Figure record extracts
—————
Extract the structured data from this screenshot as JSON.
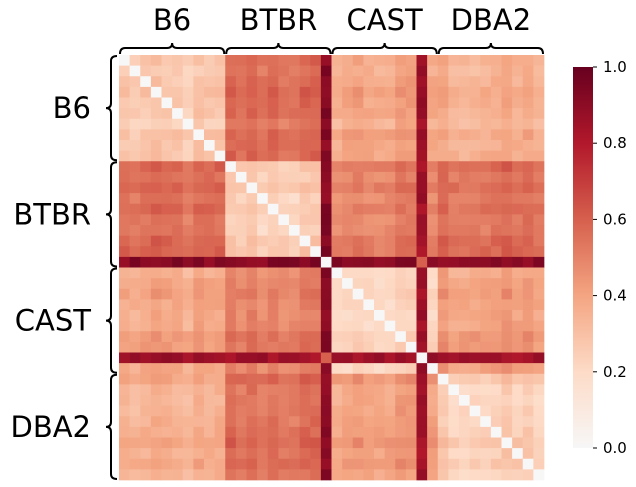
{
  "chart_data": {
    "type": "heatmap",
    "title": "",
    "groups": [
      "B6",
      "BTBR",
      "CAST",
      "DBA2"
    ],
    "group_size": 10,
    "colorbar": {
      "min": 0.0,
      "max": 1.0,
      "ticks": [
        "0.0",
        "0.2",
        "0.4",
        "0.6",
        "0.8",
        "1.0"
      ],
      "colormap": "Reds",
      "colors": [
        "#f7f7f7",
        "#fddbc7",
        "#f4a582",
        "#d6604d",
        "#b2182b",
        "#67001f"
      ]
    },
    "diagonal_value": 0.0,
    "outlier_samples": [
      {
        "group": "BTBR",
        "index": 9,
        "typical_distance": 0.92
      },
      {
        "group": "CAST",
        "index": 8,
        "typical_distance": 0.85
      }
    ],
    "mean_distance_matrix": [
      [
        0.25,
        0.55,
        0.38,
        0.35
      ],
      [
        0.55,
        0.25,
        0.5,
        0.55
      ],
      [
        0.38,
        0.5,
        0.22,
        0.42
      ],
      [
        0.35,
        0.55,
        0.42,
        0.25
      ]
    ]
  }
}
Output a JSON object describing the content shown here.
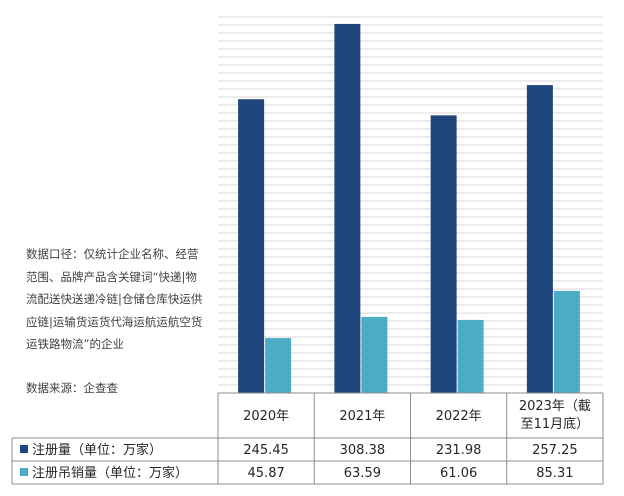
{
  "note": "数据口径：仅统计企业名称、经营范围、品牌产品含关键词“快递|物流配送快送递冷链|仓储仓库快运供应链|运输货运货代海运航运航空货运铁路物流”的企业",
  "source": "数据来源：企查查",
  "colors": {
    "registered": "#1f467c",
    "cancelled": "#4bacc6",
    "grid": "#d9d9d9",
    "border": "#8c8c8c"
  },
  "chart_data": {
    "type": "bar",
    "categories": [
      "2020年",
      "2021年",
      "2022年",
      "2023年（截至11月底）"
    ],
    "series": [
      {
        "name": "注册量（单位：万家）",
        "values": [
          245.45,
          308.38,
          231.98,
          257.25
        ]
      },
      {
        "name": "注册吊销量（单位：万家）",
        "values": [
          45.87,
          63.59,
          61.06,
          85.31
        ]
      }
    ],
    "display_values": [
      [
        "245.45",
        "308.38",
        "231.98",
        "257.25"
      ],
      [
        "45.87",
        "63.59",
        "61.06",
        "85.31"
      ]
    ],
    "ylim": [
      0,
      320
    ],
    "grid": true,
    "data_table": true
  }
}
—————
§ EXERCISE
Reproduce the entries above without change, omitting all pictures.

§ FINISHED TASK
Extract the structured data from this screenshot as JSON.
{
  "chart_data": {
    "type": "heatmap",
    "title": "",
    "groups": [
      "B6",
      "BTBR",
      "CAST",
      "DBA2"
    ],
    "group_size": 10,
    "colorbar": {
      "min": 0.0,
      "max": 1.0,
      "ticks": [
        "0.0",
        "0.2",
        "0.4",
        "0.6",
        "0.8",
        "1.0"
      ],
      "colormap": "Reds",
      "colors": [
        "#f7f7f7",
        "#fddbc7",
        "#f4a582",
        "#d6604d",
        "#b2182b",
        "#67001f"
      ]
    },
    "diagonal_value": 0.0,
    "outlier_samples": [
      {
        "group": "BTBR",
        "index": 9,
        "typical_distance": 0.92
      },
      {
        "group": "CAST",
        "index": 8,
        "typical_distance": 0.85
      }
    ],
    "mean_distance_matrix": [
      [
        0.25,
        0.55,
        0.38,
        0.35
      ],
      [
        0.55,
        0.25,
        0.5,
        0.55
      ],
      [
        0.38,
        0.5,
        0.22,
        0.42
      ],
      [
        0.35,
        0.55,
        0.42,
        0.25
      ]
    ]
  }
}
Output a JSON object describing the content shown here.
{
  "note": "数据口径：仅统计企业名称、经营范围、品牌产品含关键词“快递|物流配送快送递冷链|仓储仓库快运供应链|运输货运货代海运航运航空货运铁路物流”的企业",
  "source": "数据来源：企查查",
  "colors": {
    "registered": "#1f467c",
    "cancelled": "#4bacc6",
    "grid": "#d9d9d9",
    "border": "#8c8c8c"
  },
  "chart_data": {
    "type": "bar",
    "categories": [
      "2020年",
      "2021年",
      "2022年",
      "2023年（截至11月底）"
    ],
    "series": [
      {
        "name": "注册量（单位：万家）",
        "values": [
          245.45,
          308.38,
          231.98,
          257.25
        ]
      },
      {
        "name": "注册吊销量（单位：万家）",
        "values": [
          45.87,
          63.59,
          61.06,
          85.31
        ]
      }
    ],
    "display_values": [
      [
        "245.45",
        "308.38",
        "231.98",
        "257.25"
      ],
      [
        "45.87",
        "63.59",
        "61.06",
        "85.31"
      ]
    ],
    "ylim": [
      0,
      320
    ],
    "grid": true,
    "data_table": true
  }
}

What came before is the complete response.